● What to produce
Print the records below exactly as they appear.
***** Data lines *****
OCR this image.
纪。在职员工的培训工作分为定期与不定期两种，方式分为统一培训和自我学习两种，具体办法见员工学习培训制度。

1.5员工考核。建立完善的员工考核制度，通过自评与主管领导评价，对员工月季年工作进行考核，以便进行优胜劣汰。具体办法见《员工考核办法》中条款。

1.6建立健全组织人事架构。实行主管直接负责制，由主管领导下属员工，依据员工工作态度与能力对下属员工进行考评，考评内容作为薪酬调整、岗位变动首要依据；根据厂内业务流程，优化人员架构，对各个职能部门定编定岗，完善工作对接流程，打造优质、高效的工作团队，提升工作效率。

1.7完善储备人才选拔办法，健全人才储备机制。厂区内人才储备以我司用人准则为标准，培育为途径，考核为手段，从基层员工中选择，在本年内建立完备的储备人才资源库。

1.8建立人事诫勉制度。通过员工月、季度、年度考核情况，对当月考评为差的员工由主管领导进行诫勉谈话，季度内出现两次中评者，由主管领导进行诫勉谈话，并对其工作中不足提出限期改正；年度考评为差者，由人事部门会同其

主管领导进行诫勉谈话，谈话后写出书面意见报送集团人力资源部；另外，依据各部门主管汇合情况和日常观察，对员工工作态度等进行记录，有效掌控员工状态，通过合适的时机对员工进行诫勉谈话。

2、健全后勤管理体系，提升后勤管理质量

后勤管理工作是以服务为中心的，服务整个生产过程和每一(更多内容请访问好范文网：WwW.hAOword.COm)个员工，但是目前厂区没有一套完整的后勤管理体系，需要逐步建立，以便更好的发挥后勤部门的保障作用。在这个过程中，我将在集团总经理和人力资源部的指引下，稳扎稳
*****
● Output of the exercise
OCR this image.
纪。在职员工的培训工作分为定期与不定期两种，方式分为统一培训和自我学习两种，具体办法见员工学习培训制度。

1.5员工考核。建立完善的员工考核制度，通过自评与主管领导评价，对员工月季年工作进行考核，以便进行优胜劣汰。具体办法见《员工考核办法》中条款。

1.6建立健全组织人事架构。实行主管直接负责制，由主管领导下属员工，依据员工工作态度与能力对下属员工进行考评，考评内容作为薪酬调整、岗位变动首要依据；根据厂内业务流程，优化人员架构，对各个职能部门定编定岗，完善工作对接流程，打造优质、高效的工作团队，提升工作效率。

1.7完善储备人才选拔办法，健全人才储备机制。厂区内人才储备以我司用人准则为标准，培育为途径，考核为手段，从基层员工中选择，在本年内建立完备的储备人才资源库。

1.8建立人事诫勉制度。通过员工月、季度、年度考核情况，对当月考评为差的员工由主管领导进行诫勉谈话，季度内出现两次中评者，由主管领导进行诫勉谈话，并对其工作中不足提出限期改正；年度考评为差者，由人事部门会同其

主管领导进行诫勉谈话，谈话后写出书面意见报送集团人力资源部；另外，依据各部门主管汇合情况和日常观察，对员工工作态度等进行记录，有效掌控员工状态，通过合适的时机对员工进行诫勉谈话。

2、健全后勤管理体系，提升后勤管理质量

后勤管理工作是以服务为中心的，服务整个生产过程和每一(更多内容请访问好范文网：WwW.hAOword.COm)个员工，但是目前厂区没有一套完整的后勤管理体系，需要逐步建立，以便更好的发挥后勤部门的保障作用。在这个过程中，我将在集团总经理和人力资源部的指引下，稳扎稳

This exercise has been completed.